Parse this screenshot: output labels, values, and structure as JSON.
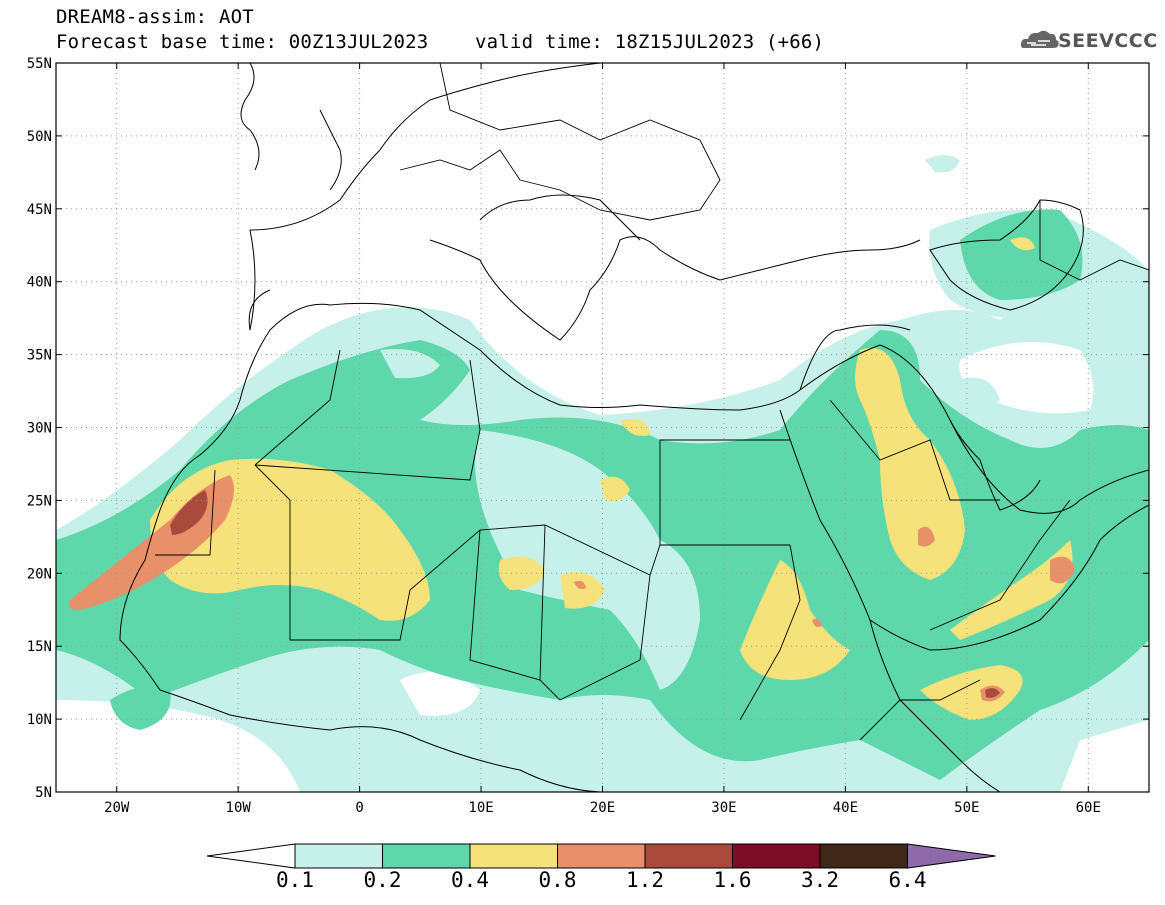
{
  "title": {
    "line1": "DREAM8-assim: AOT",
    "base_time": "Forecast base time: 00Z13JUL2023",
    "valid_time": "valid time: 18Z15JUL2023 (+66)"
  },
  "logo": {
    "text": "SEEVCCC",
    "icon": "cloud-icon"
  },
  "map": {
    "lat_labels": [
      "55N",
      "50N",
      "45N",
      "40N",
      "35N",
      "30N",
      "25N",
      "20N",
      "15N",
      "10N",
      "5N"
    ],
    "lon_labels": [
      "20W",
      "10W",
      "0",
      "10E",
      "20E",
      "30E",
      "40E",
      "50E",
      "60E"
    ],
    "lon_range": [
      -25,
      65
    ],
    "lat_range": [
      5,
      55
    ],
    "grid": true
  },
  "colorbar": {
    "labels": [
      "0.1",
      "0.2",
      "0.4",
      "0.8",
      "1.2",
      "1.6",
      "3.2",
      "6.4"
    ],
    "colors": [
      "#ffffff",
      "#c6f1ea",
      "#5ed7aa",
      "#f6e27a",
      "#e8906a",
      "#aa4a3c",
      "#7d0c28",
      "#3f2818",
      "#8e6aa8"
    ]
  }
}
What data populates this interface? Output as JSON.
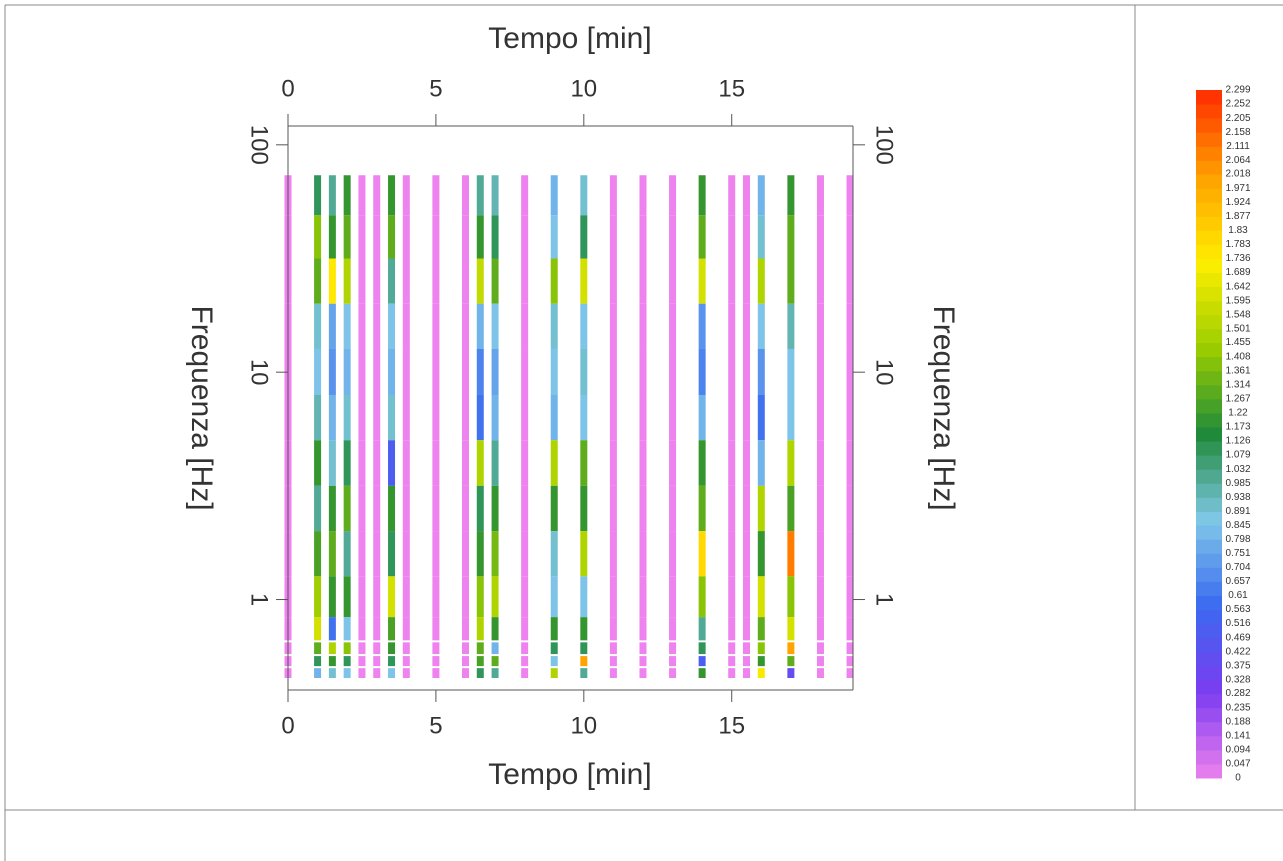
{
  "chart_data": {
    "type": "heatmap",
    "xlabel": "Tempo [min]",
    "ylabel": "Frequenza [Hz]",
    "xlim": [
      0,
      19.1
    ],
    "xticks": [
      0,
      5,
      10,
      15
    ],
    "ylim": [
      0.4,
      121
    ],
    "yticks": [
      1,
      10,
      100
    ],
    "ylog": true,
    "x": [
      0,
      1,
      1.5,
      2,
      2.5,
      3,
      3.5,
      4,
      5,
      6,
      6.5,
      7,
      8,
      9,
      10,
      11,
      12,
      13,
      14,
      15,
      15.5,
      16,
      17,
      18,
      19
    ],
    "y": [
      60,
      40,
      25,
      16,
      10,
      6.3,
      4,
      2.5,
      1.6,
      1,
      0.7,
      0.6,
      0.53,
      0.47
    ],
    "z": [
      [
        0,
        0,
        0,
        0,
        0,
        0,
        0,
        0,
        0,
        0,
        0,
        0,
        0,
        0
      ],
      [
        1.1,
        1.4,
        1.3,
        0.9,
        0.85,
        0.95,
        1.2,
        1.0,
        1.25,
        1.45,
        1.6,
        1.3,
        1.1,
        0.8
      ],
      [
        1.0,
        1.2,
        1.75,
        0.75,
        0.7,
        0.8,
        0.9,
        1.2,
        1.3,
        1.2,
        0.6,
        1.5,
        1.2,
        0.9
      ],
      [
        1.2,
        1.3,
        1.5,
        0.85,
        0.8,
        0.9,
        1.1,
        1.3,
        1.0,
        1.2,
        0.85,
        1.4,
        1.1,
        0.85
      ],
      [
        0,
        0,
        0,
        0,
        0,
        0,
        0,
        0,
        0,
        0,
        0,
        0,
        0,
        0
      ],
      [
        0,
        0,
        0,
        0,
        0,
        0,
        0,
        0,
        0,
        0,
        0,
        0,
        0,
        0
      ],
      [
        1.2,
        1.3,
        1.0,
        0.85,
        0.8,
        0.9,
        0.5,
        1.2,
        1.1,
        1.6,
        1.25,
        1.2,
        1.1,
        0.85
      ],
      [
        0,
        0,
        0,
        0,
        0,
        0,
        0,
        0,
        0,
        0,
        0,
        0,
        0,
        0
      ],
      [
        0,
        0,
        0,
        0,
        0,
        0,
        0,
        0,
        0,
        0,
        0,
        0,
        0,
        0
      ],
      [
        0,
        0,
        0,
        0,
        0,
        0,
        0,
        0,
        0,
        0,
        0,
        0,
        0,
        0
      ],
      [
        1.0,
        1.2,
        1.55,
        0.8,
        0.65,
        0.6,
        1.5,
        1.1,
        1.2,
        1.4,
        1.5,
        1.3,
        1.25,
        1.1
      ],
      [
        0.95,
        1.1,
        1.3,
        0.85,
        0.75,
        0.8,
        1.0,
        1.2,
        1.35,
        1.5,
        1.2,
        0.8,
        1.3,
        1.0
      ],
      [
        0,
        0,
        0,
        0,
        0,
        0,
        0,
        0,
        0,
        0,
        0,
        0,
        0,
        0
      ],
      [
        0.8,
        0.85,
        1.4,
        0.9,
        0.85,
        0.8,
        1.5,
        1.2,
        0.9,
        0.85,
        1.2,
        1.1,
        0.85,
        1.5
      ],
      [
        0.9,
        1.1,
        1.6,
        0.85,
        0.9,
        0.85,
        1.3,
        1.2,
        1.5,
        0.85,
        1.2,
        1.1,
        2.0,
        1.0
      ],
      [
        0,
        0,
        0,
        0,
        0,
        0,
        0,
        0,
        0,
        0,
        0,
        0,
        0,
        0
      ],
      [
        0,
        0,
        0,
        0,
        0,
        0,
        0,
        0,
        0,
        0,
        0,
        0,
        0,
        0
      ],
      [
        0,
        0,
        0,
        0,
        0,
        0,
        0,
        0,
        0,
        0,
        0,
        0,
        0,
        0
      ],
      [
        1.2,
        1.3,
        1.6,
        0.7,
        0.65,
        0.8,
        1.2,
        1.3,
        1.8,
        1.4,
        1.0,
        1.1,
        0.5,
        1.2
      ],
      [
        0,
        0,
        0,
        0,
        0,
        0,
        0,
        0,
        0,
        0,
        0,
        0,
        0,
        0
      ],
      [
        0,
        0,
        0,
        0,
        0,
        0,
        0,
        0,
        0,
        0,
        0,
        0,
        0,
        0
      ],
      [
        0.8,
        0.9,
        1.5,
        0.85,
        0.7,
        0.6,
        0.8,
        1.5,
        1.2,
        1.6,
        1.3,
        1.4,
        1.2,
        1.7
      ],
      [
        1.2,
        1.3,
        1.3,
        0.95,
        0.85,
        0.85,
        1.5,
        1.25,
        2.1,
        1.4,
        1.6,
        2.0,
        1.3,
        0.4
      ],
      [
        0,
        0,
        0,
        0,
        0,
        0,
        0,
        0,
        0,
        0,
        0,
        0,
        0,
        0
      ],
      [
        0,
        0,
        0,
        0,
        0,
        0,
        0,
        0,
        0,
        0,
        0,
        0,
        0,
        0
      ]
    ],
    "zlim": [
      0,
      2.299
    ],
    "zticks": [
      0,
      0.047,
      0.094,
      0.141,
      0.188,
      0.235,
      0.282,
      0.328,
      0.375,
      0.422,
      0.469,
      0.516,
      0.563,
      0.61,
      0.657,
      0.704,
      0.751,
      0.798,
      0.845,
      0.891,
      0.938,
      0.985,
      1.032,
      1.079,
      1.126,
      1.173,
      1.22,
      1.267,
      1.314,
      1.361,
      1.408,
      1.455,
      1.501,
      1.548,
      1.595,
      1.642,
      1.689,
      1.736,
      1.783,
      1.83,
      1.877,
      1.924,
      1.971,
      2.018,
      2.064,
      2.111,
      2.158,
      2.205,
      2.252,
      2.299
    ],
    "colors": [
      "#ee82ee",
      "#7b3cf0",
      "#3a6af0",
      "#80c8e8",
      "#1f8a3a",
      "#9acd00",
      "#ffee00",
      "#ffa000",
      "#ff2a00"
    ]
  }
}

━━━━━━━━━━

# Stated problem
In the listing, find every line containing the word "this" and list it.

# Task result
Parse this screenshot: output labels, values, and structure as JSON.
What data populates this interface? Output as JSON.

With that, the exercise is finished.